WHAT IS NEEDED: Which lines have the string "notice"? Copy all of them from the entries below.

════

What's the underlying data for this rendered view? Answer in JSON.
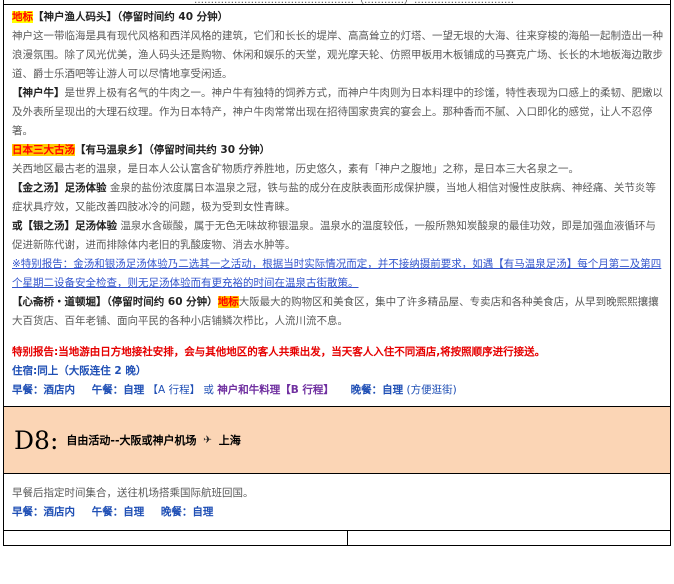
{
  "top_cut": "…………………………………………（…………）…………………………",
  "p1_tag": "地标",
  "p1_title": "【神户渔人码头】（停留时间约 40 分钟）",
  "p1_text": "神户这一带临海是具有现代风格和西洋风格的建筑，它们和长长的堤岸、高高耸立的灯塔、一望无垠的大海、往来穿梭的海船一起制造出一种浪漫氛围。除了风光优美，渔人码头还是购物、休闲和娱乐的天堂，观光摩天轮、仿照甲板用木板铺成的马赛克广场、长长的木地板海边散步道、爵士乐酒吧等让游人可以尽情地享受闲适。",
  "p2_title": "【神户牛】",
  "p2_text": "是世界上极有名气的牛肉之一。神户牛有独特的饲养方式，而神户牛肉则为日本料理中的珍馐，特性表现为口感上的柔韧、肥嫩以及外表所呈现出的大理石纹理。作为日本特产，神户牛肉常常出现在招待国家贵宾的宴会上。那种香而不腻、入口即化的感觉，让人不忍停箸。",
  "p3_tag": "日本三大古汤",
  "p3_title": "【有马温泉乡】（停留时间共约 30 分钟）",
  "p3_text": "关西地区最古老的温泉，是日本人公认富含矿物质疗养胜地，历史悠久，素有「神户之腹地」之称，是日本三大名泉之一。",
  "p4_title": "【金之汤】足汤体验",
  "p4_text": " 金泉的盐份浓度属日本温泉之冠，铁与盐的成分在皮肤表面形成保护膜，当地人相信对慢性皮肤病、神经痛、关节炎等症状具疗效，又能改善四肢冰冷的问题，极为受到女性青睐。",
  "p5_pre": "或",
  "p5_title": "【银之汤】足汤体验",
  "p5_text": " 温泉水含碳酸，属于无色无味故称银温泉。温泉水的温度较低，一般所熟知炭酸泉的最佳功效，即是加强血液循环与促进新陈代谢，进而排除体内老旧的乳酸废物、消去水肿等。",
  "p6_text": "※特别报告：金汤和银汤足汤体验乃二选其一之活动，根据当时实际情况而定，并不接纳摄前要求，如遇【有马温泉足汤】每个月第二及第四个星期二设备安全检查，则无足汤体验而有更充裕的时间在温泉古街散策。",
  "p7_title": "【心斋桥・道顿堀】（停留时间约 60 分钟）",
  "p7_tag": "地标",
  "p7_text": "大阪最大的购物区和美食区，集中了许多精品屋、专卖店和各种美食店，从早到晚熙熙攘攘大百货店、百年老铺、面向平民的各种小店铺鳞次栉比，人流川流不息。",
  "notice": "特别报告:当地游由日方地接社安排，会与其他地区的客人共乘出发，当天客人入住不同酒店,将按照顺序进行接送。",
  "lodging": "住宿:同上（大阪连住 2 晚）",
  "meals1": {
    "breakfast": "早餐：酒店内",
    "lunch_label": "午餐：自理",
    "lunch_a": "【A 行程】",
    "or": "或",
    "lunch_b": "神户和牛料理",
    "lunch_b_tag": "【B 行程】",
    "dinner_label": "晚餐：自理",
    "dinner_note": "(方便逛街)"
  },
  "day8": {
    "day": "D8:",
    "title": "自由活动--大阪或神户机场",
    "arrow": "✈",
    "dest": "上海"
  },
  "d8_text": "早餐后指定时间集合，送往机场搭乘国际航班回国。",
  "meals2": {
    "breakfast": "早餐：酒店内",
    "lunch": "午餐：自理",
    "dinner": "晚餐：自理"
  }
}
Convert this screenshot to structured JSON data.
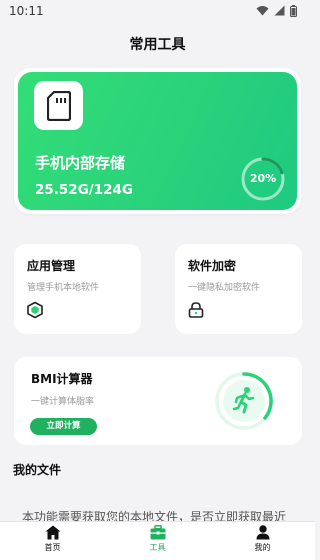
{
  "status_bar": {
    "time": "10:11"
  },
  "page_title": "常用工具",
  "storage": {
    "title": "手机内部存储",
    "size": "25.52G/124G",
    "percent_label": "20%",
    "percent": 20
  },
  "tools": {
    "app_manage": {
      "title": "应用管理",
      "desc": "管理手机本地软件"
    },
    "app_encrypt": {
      "title": "软件加密",
      "desc": "一键隐私加密软件"
    }
  },
  "bmi": {
    "title": "BMI计算器",
    "desc": "一键计算体脂率",
    "button": "立即计算"
  },
  "files": {
    "title": "我的文件",
    "notice": "本功能需要获取您的本地文件，是否立即获取最近"
  },
  "tab_bar": {
    "items": [
      {
        "label": "首页",
        "icon": "home-icon"
      },
      {
        "label": "工具",
        "icon": "toolbox-icon"
      },
      {
        "label": "我的",
        "icon": "user-icon"
      }
    ],
    "active_index": 1
  },
  "colors": {
    "accent_green": "#1fb060",
    "card_gradient_start": "#33dd77",
    "card_gradient_end": "#1ec982"
  }
}
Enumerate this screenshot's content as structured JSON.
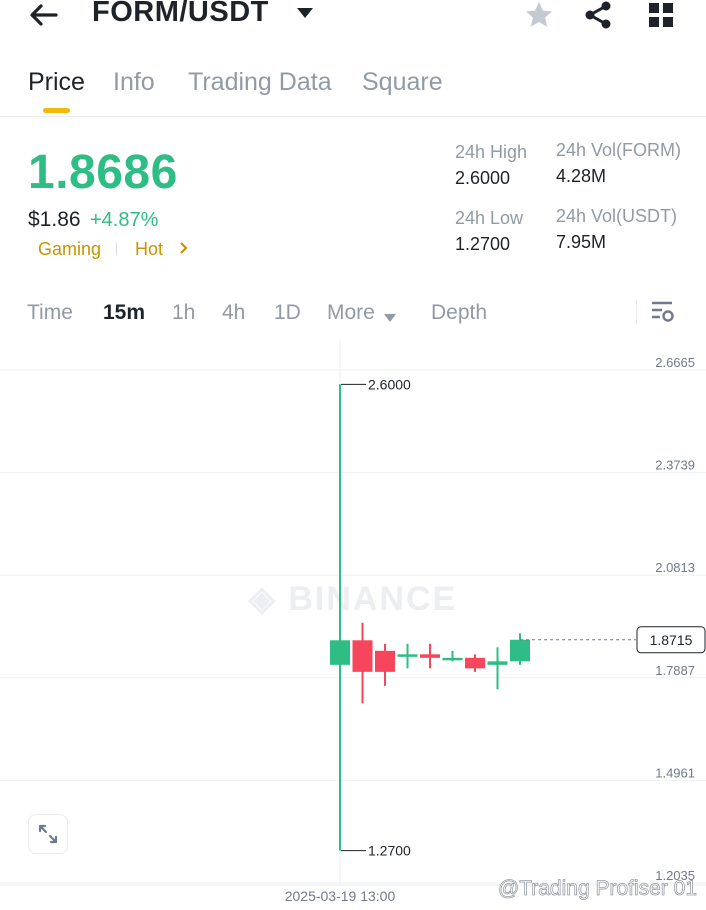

════

RESPONSE:
  "notice": "特别报告:当地游由日方地接社安排，会与其他地区的客人共乘出发，当天客人入住不同酒店,将按照顺序进行接送。",
    "notice": "本功能需要获取您的本地文件，是否立即获取最近"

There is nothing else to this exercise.